** START OF Supplied information **
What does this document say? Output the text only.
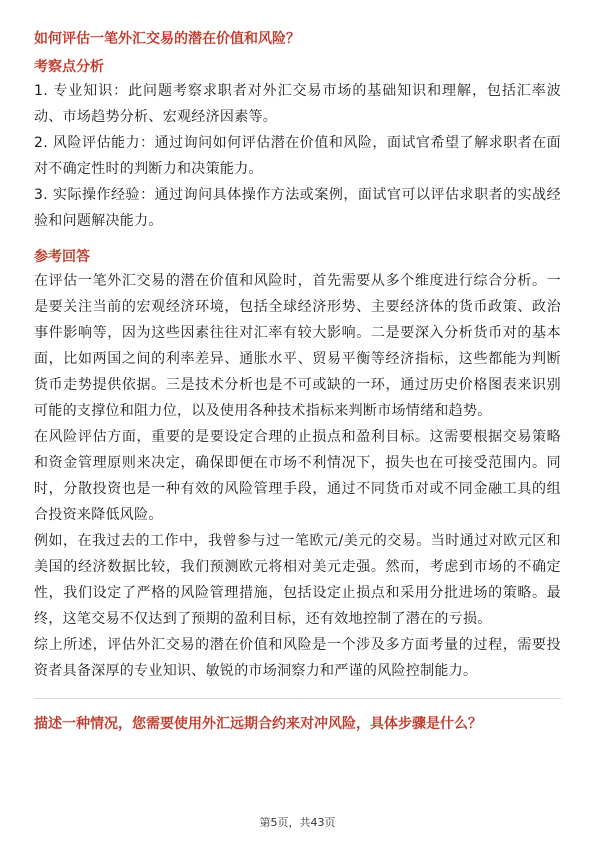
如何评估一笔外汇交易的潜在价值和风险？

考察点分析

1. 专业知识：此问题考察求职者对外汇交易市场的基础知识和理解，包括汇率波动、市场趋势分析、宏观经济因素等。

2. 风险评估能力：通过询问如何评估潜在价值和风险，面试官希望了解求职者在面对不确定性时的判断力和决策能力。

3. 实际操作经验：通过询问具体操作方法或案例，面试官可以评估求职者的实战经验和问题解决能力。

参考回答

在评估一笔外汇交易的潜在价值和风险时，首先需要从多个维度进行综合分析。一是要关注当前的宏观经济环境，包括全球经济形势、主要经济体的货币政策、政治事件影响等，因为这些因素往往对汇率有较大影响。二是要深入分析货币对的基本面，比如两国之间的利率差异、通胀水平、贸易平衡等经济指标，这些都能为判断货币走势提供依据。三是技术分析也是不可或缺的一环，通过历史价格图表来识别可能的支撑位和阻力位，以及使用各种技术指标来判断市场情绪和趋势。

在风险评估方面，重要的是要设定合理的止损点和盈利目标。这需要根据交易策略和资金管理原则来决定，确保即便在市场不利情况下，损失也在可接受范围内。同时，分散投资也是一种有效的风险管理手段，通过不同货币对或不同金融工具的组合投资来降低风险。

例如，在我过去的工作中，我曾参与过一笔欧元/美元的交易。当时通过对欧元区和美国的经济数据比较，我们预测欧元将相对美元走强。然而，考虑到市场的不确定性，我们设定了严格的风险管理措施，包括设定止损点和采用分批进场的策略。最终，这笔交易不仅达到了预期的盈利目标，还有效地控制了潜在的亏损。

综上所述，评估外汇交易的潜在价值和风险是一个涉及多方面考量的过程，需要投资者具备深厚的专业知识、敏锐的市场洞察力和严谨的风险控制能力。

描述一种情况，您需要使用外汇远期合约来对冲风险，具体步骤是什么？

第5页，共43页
** END OF Supplied information **
** START OF Supplied information **
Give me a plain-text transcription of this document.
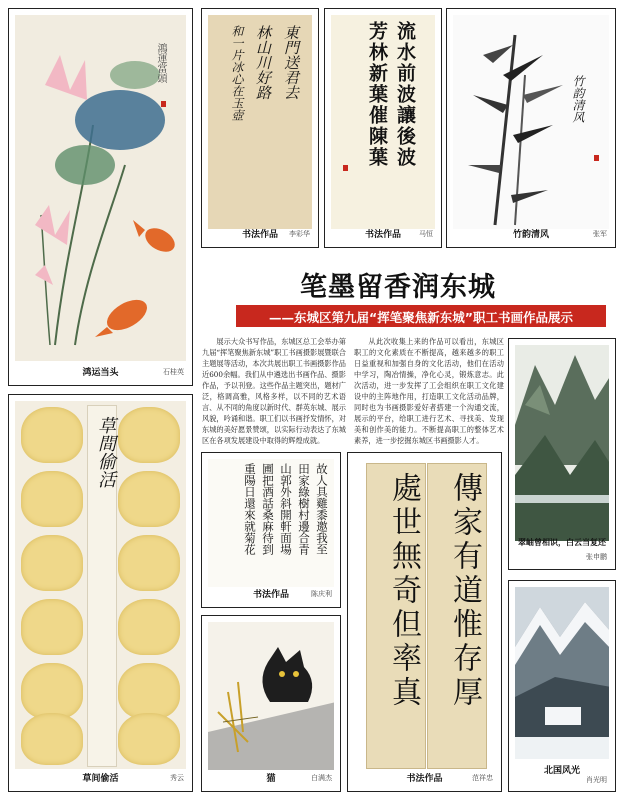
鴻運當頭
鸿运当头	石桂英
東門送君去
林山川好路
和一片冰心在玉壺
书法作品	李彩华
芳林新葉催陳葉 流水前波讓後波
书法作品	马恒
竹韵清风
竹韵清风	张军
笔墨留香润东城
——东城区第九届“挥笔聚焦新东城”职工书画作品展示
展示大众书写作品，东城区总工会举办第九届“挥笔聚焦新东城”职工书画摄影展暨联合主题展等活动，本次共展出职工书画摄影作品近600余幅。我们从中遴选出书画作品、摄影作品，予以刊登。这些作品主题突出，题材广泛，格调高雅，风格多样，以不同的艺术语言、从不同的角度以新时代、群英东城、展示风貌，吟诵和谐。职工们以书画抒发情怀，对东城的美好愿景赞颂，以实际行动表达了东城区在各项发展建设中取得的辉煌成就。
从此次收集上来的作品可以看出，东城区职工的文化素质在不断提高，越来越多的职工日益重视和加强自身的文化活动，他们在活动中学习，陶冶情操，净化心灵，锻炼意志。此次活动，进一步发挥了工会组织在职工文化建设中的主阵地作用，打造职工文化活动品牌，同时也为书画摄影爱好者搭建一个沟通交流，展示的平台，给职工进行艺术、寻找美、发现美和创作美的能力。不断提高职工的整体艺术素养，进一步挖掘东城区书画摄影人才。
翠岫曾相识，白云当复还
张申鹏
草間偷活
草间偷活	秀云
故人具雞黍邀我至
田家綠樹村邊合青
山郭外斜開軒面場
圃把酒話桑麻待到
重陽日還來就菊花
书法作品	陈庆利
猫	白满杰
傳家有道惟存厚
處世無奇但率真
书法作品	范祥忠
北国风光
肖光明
** END OF Supplied information **
** START OF Supplied information **
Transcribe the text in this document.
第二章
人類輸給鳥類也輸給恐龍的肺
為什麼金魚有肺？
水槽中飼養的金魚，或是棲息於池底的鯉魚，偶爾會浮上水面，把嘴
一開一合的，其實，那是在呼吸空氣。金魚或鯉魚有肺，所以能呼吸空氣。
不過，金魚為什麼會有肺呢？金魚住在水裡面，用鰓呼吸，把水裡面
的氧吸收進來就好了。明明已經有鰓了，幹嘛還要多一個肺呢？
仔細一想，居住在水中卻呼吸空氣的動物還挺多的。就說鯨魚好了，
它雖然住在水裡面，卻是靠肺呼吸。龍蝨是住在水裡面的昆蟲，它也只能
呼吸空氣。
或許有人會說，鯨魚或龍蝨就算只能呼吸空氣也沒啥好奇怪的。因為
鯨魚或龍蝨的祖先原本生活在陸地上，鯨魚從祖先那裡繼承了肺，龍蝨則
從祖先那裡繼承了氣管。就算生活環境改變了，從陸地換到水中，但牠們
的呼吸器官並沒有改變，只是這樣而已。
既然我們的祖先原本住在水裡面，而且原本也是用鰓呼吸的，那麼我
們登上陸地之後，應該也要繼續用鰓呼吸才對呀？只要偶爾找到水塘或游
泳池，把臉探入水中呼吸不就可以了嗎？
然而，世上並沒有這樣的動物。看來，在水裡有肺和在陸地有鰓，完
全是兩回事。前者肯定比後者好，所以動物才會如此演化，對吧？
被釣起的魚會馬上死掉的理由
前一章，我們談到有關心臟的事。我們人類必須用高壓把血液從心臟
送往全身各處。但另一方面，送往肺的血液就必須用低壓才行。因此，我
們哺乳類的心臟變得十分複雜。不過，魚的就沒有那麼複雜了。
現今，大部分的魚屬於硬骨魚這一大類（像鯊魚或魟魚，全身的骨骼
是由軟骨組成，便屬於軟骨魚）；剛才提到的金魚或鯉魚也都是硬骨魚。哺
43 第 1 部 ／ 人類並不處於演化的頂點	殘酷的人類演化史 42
** END OF Supplied information **
What this task involves —
Search the records for the word "text" and copy every line where it occurs.

Solution to this task —
What does this document say? Output the text only.
Give me a plain-text transcription of this document.
Transcribe the text in this document.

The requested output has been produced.